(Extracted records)
•••••

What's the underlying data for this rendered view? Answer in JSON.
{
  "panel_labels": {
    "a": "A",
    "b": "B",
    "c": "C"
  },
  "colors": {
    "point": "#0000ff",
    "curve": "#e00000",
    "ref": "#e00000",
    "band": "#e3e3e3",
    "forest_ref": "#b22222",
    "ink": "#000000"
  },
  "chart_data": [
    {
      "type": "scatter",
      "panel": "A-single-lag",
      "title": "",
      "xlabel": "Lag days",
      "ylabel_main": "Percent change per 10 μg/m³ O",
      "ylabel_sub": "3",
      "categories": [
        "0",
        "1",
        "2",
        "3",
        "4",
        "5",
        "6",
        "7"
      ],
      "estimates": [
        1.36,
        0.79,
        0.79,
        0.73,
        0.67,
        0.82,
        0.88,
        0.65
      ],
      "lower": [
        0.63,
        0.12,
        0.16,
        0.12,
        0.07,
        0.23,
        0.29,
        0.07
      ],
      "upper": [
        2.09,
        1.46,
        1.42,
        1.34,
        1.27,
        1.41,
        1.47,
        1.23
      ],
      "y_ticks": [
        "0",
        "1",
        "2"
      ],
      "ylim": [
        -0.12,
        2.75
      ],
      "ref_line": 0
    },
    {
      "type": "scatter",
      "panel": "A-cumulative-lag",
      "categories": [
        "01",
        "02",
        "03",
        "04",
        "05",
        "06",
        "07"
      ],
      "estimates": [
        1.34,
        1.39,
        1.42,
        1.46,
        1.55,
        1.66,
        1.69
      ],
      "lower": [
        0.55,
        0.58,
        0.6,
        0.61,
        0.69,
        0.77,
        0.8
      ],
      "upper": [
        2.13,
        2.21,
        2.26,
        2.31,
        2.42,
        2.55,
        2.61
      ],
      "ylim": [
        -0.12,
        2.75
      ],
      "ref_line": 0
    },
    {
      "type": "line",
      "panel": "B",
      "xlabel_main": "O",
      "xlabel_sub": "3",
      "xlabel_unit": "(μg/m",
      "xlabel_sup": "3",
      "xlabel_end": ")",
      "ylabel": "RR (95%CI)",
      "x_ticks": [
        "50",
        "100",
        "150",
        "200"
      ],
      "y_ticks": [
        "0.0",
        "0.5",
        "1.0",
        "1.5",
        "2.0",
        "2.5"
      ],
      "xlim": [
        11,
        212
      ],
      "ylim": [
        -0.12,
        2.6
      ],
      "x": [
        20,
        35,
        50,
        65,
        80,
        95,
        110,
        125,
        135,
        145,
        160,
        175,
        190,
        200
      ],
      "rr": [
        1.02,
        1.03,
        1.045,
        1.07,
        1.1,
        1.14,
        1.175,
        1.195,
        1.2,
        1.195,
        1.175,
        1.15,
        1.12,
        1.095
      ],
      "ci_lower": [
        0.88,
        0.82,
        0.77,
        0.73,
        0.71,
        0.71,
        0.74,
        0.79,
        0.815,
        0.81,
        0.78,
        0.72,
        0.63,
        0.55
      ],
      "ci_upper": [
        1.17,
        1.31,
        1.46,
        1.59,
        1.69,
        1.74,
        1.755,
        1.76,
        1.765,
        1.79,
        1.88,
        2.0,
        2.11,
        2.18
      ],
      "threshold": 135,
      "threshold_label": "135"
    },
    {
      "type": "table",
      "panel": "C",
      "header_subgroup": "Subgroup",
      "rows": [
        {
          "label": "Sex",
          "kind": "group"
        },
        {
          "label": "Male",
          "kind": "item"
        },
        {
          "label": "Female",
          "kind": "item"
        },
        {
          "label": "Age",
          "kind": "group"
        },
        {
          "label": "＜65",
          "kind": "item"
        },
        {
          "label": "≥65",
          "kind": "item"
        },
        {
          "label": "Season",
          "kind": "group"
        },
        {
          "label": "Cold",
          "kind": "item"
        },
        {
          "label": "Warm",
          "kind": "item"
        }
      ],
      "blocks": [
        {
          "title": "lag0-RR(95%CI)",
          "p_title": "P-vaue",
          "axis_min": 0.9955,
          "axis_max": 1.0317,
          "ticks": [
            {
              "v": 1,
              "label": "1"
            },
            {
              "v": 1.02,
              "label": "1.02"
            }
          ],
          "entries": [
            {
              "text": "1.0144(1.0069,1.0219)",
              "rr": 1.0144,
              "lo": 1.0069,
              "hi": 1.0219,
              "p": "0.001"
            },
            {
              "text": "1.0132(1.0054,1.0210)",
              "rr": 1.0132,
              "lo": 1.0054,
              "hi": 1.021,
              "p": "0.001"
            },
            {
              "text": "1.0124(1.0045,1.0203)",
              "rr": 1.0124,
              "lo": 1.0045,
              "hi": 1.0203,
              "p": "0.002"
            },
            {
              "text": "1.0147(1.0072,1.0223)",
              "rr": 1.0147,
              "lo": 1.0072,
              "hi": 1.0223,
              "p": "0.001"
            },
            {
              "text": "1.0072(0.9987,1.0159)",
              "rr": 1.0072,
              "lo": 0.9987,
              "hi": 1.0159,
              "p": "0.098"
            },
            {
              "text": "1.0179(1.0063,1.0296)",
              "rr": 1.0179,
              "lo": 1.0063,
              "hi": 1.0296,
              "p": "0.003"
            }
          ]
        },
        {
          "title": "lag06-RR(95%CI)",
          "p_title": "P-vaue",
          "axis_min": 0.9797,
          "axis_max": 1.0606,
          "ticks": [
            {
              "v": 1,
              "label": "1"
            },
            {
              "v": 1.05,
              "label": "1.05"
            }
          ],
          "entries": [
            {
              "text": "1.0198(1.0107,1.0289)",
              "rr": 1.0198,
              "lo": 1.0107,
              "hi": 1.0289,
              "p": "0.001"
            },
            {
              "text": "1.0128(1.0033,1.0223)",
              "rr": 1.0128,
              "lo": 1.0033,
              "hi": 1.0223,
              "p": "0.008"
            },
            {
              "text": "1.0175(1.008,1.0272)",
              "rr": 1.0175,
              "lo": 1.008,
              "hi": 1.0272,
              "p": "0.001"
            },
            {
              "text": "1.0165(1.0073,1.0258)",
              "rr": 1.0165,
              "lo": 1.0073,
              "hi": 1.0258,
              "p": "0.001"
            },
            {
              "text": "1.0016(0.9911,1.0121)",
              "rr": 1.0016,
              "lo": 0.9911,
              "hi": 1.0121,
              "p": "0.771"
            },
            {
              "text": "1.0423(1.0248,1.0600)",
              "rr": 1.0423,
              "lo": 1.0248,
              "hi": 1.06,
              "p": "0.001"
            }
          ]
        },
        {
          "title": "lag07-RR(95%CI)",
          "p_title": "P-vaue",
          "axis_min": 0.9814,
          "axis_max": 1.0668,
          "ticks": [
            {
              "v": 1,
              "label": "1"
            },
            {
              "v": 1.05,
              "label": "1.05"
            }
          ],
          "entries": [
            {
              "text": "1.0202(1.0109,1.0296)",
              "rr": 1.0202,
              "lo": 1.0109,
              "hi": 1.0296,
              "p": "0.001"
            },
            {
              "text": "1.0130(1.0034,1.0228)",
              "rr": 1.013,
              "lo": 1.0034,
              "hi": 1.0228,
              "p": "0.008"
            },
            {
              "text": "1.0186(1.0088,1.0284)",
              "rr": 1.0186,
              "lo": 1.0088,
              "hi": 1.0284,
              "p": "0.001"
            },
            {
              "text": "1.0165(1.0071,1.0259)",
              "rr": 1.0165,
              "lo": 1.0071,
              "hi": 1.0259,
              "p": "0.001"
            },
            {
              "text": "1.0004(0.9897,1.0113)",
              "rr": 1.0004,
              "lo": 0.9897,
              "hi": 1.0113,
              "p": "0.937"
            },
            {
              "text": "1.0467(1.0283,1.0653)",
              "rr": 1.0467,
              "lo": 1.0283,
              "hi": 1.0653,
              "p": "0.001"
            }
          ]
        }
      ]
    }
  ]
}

•••••

**DO THIS**:
Copy all the records above precisely.

**THE REPLY**:
What's the underlying data for this rendered view? Answer in JSON.
{
  "panel_labels": {
    "a": "A",
    "b": "B",
    "c": "C"
  },
  "colors": {
    "point": "#0000ff",
    "curve": "#e00000",
    "ref": "#e00000",
    "band": "#e3e3e3",
    "forest_ref": "#b22222",
    "ink": "#000000"
  },
  "chart_data": [
    {
      "type": "scatter",
      "panel": "A-single-lag",
      "title": "",
      "xlabel": "Lag days",
      "ylabel_main": "Percent change per 10 μg/m³ O",
      "ylabel_sub": "3",
      "categories": [
        "0",
        "1",
        "2",
        "3",
        "4",
        "5",
        "6",
        "7"
      ],
      "estimates": [
        1.36,
        0.79,
        0.79,
        0.73,
        0.67,
        0.82,
        0.88,
        0.65
      ],
      "lower": [
        0.63,
        0.12,
        0.16,
        0.12,
        0.07,
        0.23,
        0.29,
        0.07
      ],
      "upper": [
        2.09,
        1.46,
        1.42,
        1.34,
        1.27,
        1.41,
        1.47,
        1.23
      ],
      "y_ticks": [
        "0",
        "1",
        "2"
      ],
      "ylim": [
        -0.12,
        2.75
      ],
      "ref_line": 0
    },
    {
      "type": "scatter",
      "panel": "A-cumulative-lag",
      "categories": [
        "01",
        "02",
        "03",
        "04",
        "05",
        "06",
        "07"
      ],
      "estimates": [
        1.34,
        1.39,
        1.42,
        1.46,
        1.55,
        1.66,
        1.69
      ],
      "lower": [
        0.55,
        0.58,
        0.6,
        0.61,
        0.69,
        0.77,
        0.8
      ],
      "upper": [
        2.13,
        2.21,
        2.26,
        2.31,
        2.42,
        2.55,
        2.61
      ],
      "ylim": [
        -0.12,
        2.75
      ],
      "ref_line": 0
    },
    {
      "type": "line",
      "panel": "B",
      "xlabel_main": "O",
      "xlabel_sub": "3",
      "xlabel_unit": "(μg/m",
      "xlabel_sup": "3",
      "xlabel_end": ")",
      "ylabel": "RR (95%CI)",
      "x_ticks": [
        "50",
        "100",
        "150",
        "200"
      ],
      "y_ticks": [
        "0.0",
        "0.5",
        "1.0",
        "1.5",
        "2.0",
        "2.5"
      ],
      "xlim": [
        11,
        212
      ],
      "ylim": [
        -0.12,
        2.6
      ],
      "x": [
        20,
        35,
        50,
        65,
        80,
        95,
        110,
        125,
        135,
        145,
        160,
        175,
        190,
        200
      ],
      "rr": [
        1.02,
        1.03,
        1.045,
        1.07,
        1.1,
        1.14,
        1.175,
        1.195,
        1.2,
        1.195,
        1.175,
        1.15,
        1.12,
        1.095
      ],
      "ci_lower": [
        0.88,
        0.82,
        0.77,
        0.73,
        0.71,
        0.71,
        0.74,
        0.79,
        0.815,
        0.81,
        0.78,
        0.72,
        0.63,
        0.55
      ],
      "ci_upper": [
        1.17,
        1.31,
        1.46,
        1.59,
        1.69,
        1.74,
        1.755,
        1.76,
        1.765,
        1.79,
        1.88,
        2.0,
        2.11,
        2.18
      ],
      "threshold": 135,
      "threshold_label": "135"
    },
    {
      "type": "table",
      "panel": "C",
      "header_subgroup": "Subgroup",
      "rows": [
        {
          "label": "Sex",
          "kind": "group"
        },
        {
          "label": "Male",
          "kind": "item"
        },
        {
          "label": "Female",
          "kind": "item"
        },
        {
          "label": "Age",
          "kind": "group"
        },
        {
          "label": "＜65",
          "kind": "item"
        },
        {
          "label": "≥65",
          "kind": "item"
        },
        {
          "label": "Season",
          "kind": "group"
        },
        {
          "label": "Cold",
          "kind": "item"
        },
        {
          "label": "Warm",
          "kind": "item"
        }
      ],
      "blocks": [
        {
          "title": "lag0-RR(95%CI)",
          "p_title": "P-vaue",
          "axis_min": 0.9955,
          "axis_max": 1.0317,
          "ticks": [
            {
              "v": 1,
              "label": "1"
            },
            {
              "v": 1.02,
              "label": "1.02"
            }
          ],
          "entries": [
            {
              "text": "1.0144(1.0069,1.0219)",
              "rr": 1.0144,
              "lo": 1.0069,
              "hi": 1.0219,
              "p": "0.001"
            },
            {
              "text": "1.0132(1.0054,1.0210)",
              "rr": 1.0132,
              "lo": 1.0054,
              "hi": 1.021,
              "p": "0.001"
            },
            {
              "text": "1.0124(1.0045,1.0203)",
              "rr": 1.0124,
              "lo": 1.0045,
              "hi": 1.0203,
              "p": "0.002"
            },
            {
              "text": "1.0147(1.0072,1.0223)",
              "rr": 1.0147,
              "lo": 1.0072,
              "hi": 1.0223,
              "p": "0.001"
            },
            {
              "text": "1.0072(0.9987,1.0159)",
              "rr": 1.0072,
              "lo": 0.9987,
              "hi": 1.0159,
              "p": "0.098"
            },
            {
              "text": "1.0179(1.0063,1.0296)",
              "rr": 1.0179,
              "lo": 1.0063,
              "hi": 1.0296,
              "p": "0.003"
            }
          ]
        },
        {
          "title": "lag06-RR(95%CI)",
          "p_title": "P-vaue",
          "axis_min": 0.9797,
          "axis_max": 1.0606,
          "ticks": [
            {
              "v": 1,
              "label": "1"
            },
            {
              "v": 1.05,
              "label": "1.05"
            }
          ],
          "entries": [
            {
              "text": "1.0198(1.0107,1.0289)",
              "rr": 1.0198,
              "lo": 1.0107,
              "hi": 1.0289,
              "p": "0.001"
            },
            {
              "text": "1.0128(1.0033,1.0223)",
              "rr": 1.0128,
              "lo": 1.0033,
              "hi": 1.0223,
              "p": "0.008"
            },
            {
              "text": "1.0175(1.008,1.0272)",
              "rr": 1.0175,
              "lo": 1.008,
              "hi": 1.0272,
              "p": "0.001"
            },
            {
              "text": "1.0165(1.0073,1.0258)",
              "rr": 1.0165,
              "lo": 1.0073,
              "hi": 1.0258,
              "p": "0.001"
            },
            {
              "text": "1.0016(0.9911,1.0121)",
              "rr": 1.0016,
              "lo": 0.9911,
              "hi": 1.0121,
              "p": "0.771"
            },
            {
              "text": "1.0423(1.0248,1.0600)",
              "rr": 1.0423,
              "lo": 1.0248,
              "hi": 1.06,
              "p": "0.001"
            }
          ]
        },
        {
          "title": "lag07-RR(95%CI)",
          "p_title": "P-vaue",
          "axis_min": 0.9814,
          "axis_max": 1.0668,
          "ticks": [
            {
              "v": 1,
              "label": "1"
            },
            {
              "v": 1.05,
              "label": "1.05"
            }
          ],
          "entries": [
            {
              "text": "1.0202(1.0109,1.0296)",
              "rr": 1.0202,
              "lo": 1.0109,
              "hi": 1.0296,
              "p": "0.001"
            },
            {
              "text": "1.0130(1.0034,1.0228)",
              "rr": 1.013,
              "lo": 1.0034,
              "hi": 1.0228,
              "p": "0.008"
            },
            {
              "text": "1.0186(1.0088,1.0284)",
              "rr": 1.0186,
              "lo": 1.0088,
              "hi": 1.0284,
              "p": "0.001"
            },
            {
              "text": "1.0165(1.0071,1.0259)",
              "rr": 1.0165,
              "lo": 1.0071,
              "hi": 1.0259,
              "p": "0.001"
            },
            {
              "text": "1.0004(0.9897,1.0113)",
              "rr": 1.0004,
              "lo": 0.9897,
              "hi": 1.0113,
              "p": "0.937"
            },
            {
              "text": "1.0467(1.0283,1.0653)",
              "rr": 1.0467,
              "lo": 1.0283,
              "hi": 1.0653,
              "p": "0.001"
            }
          ]
        }
      ]
    }
  ]
}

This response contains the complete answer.